Stored dataset items
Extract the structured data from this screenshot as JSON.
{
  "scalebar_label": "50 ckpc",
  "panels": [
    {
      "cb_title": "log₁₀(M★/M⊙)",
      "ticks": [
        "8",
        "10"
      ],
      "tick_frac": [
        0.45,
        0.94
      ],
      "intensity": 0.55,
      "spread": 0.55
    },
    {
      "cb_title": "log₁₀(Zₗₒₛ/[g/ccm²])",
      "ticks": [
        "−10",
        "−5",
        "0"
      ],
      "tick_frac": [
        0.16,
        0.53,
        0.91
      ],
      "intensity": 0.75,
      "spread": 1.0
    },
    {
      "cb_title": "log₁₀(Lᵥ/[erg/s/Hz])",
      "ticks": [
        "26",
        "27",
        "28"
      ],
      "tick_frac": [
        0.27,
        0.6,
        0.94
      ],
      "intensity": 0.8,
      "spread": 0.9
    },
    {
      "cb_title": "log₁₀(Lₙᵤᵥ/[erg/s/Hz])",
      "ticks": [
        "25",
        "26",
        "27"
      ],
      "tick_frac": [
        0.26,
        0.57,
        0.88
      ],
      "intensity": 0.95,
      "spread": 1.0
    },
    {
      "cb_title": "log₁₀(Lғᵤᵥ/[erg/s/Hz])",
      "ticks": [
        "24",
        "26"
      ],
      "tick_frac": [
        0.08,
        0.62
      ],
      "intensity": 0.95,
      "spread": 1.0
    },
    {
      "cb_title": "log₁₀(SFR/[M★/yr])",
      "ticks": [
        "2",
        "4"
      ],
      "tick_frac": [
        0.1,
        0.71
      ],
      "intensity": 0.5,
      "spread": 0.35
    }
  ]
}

## SET PROBLEM:
All of the data needs to be printed once more, exactly.

## THE ANSWER:
Extract the structured data from this screenshot as JSON.
{
  "scalebar_label": "50 ckpc",
  "panels": [
    {
      "cb_title": "log₁₀(M★/M⊙)",
      "ticks": [
        "8",
        "10"
      ],
      "tick_frac": [
        0.45,
        0.94
      ],
      "intensity": 0.55,
      "spread": 0.55
    },
    {
      "cb_title": "log₁₀(Zₗₒₛ/[g/ccm²])",
      "ticks": [
        "−10",
        "−5",
        "0"
      ],
      "tick_frac": [
        0.16,
        0.53,
        0.91
      ],
      "intensity": 0.75,
      "spread": 1.0
    },
    {
      "cb_title": "log₁₀(Lᵥ/[erg/s/Hz])",
      "ticks": [
        "26",
        "27",
        "28"
      ],
      "tick_frac": [
        0.27,
        0.6,
        0.94
      ],
      "intensity": 0.8,
      "spread": 0.9
    },
    {
      "cb_title": "log₁₀(Lₙᵤᵥ/[erg/s/Hz])",
      "ticks": [
        "25",
        "26",
        "27"
      ],
      "tick_frac": [
        0.26,
        0.57,
        0.88
      ],
      "intensity": 0.95,
      "spread": 1.0
    },
    {
      "cb_title": "log₁₀(Lғᵤᵥ/[erg/s/Hz])",
      "ticks": [
        "24",
        "26"
      ],
      "tick_frac": [
        0.08,
        0.62
      ],
      "intensity": 0.95,
      "spread": 1.0
    },
    {
      "cb_title": "log₁₀(SFR/[M★/yr])",
      "ticks": [
        "2",
        "4"
      ],
      "tick_frac": [
        0.1,
        0.71
      ],
      "intensity": 0.5,
      "spread": 0.35
    }
  ]
}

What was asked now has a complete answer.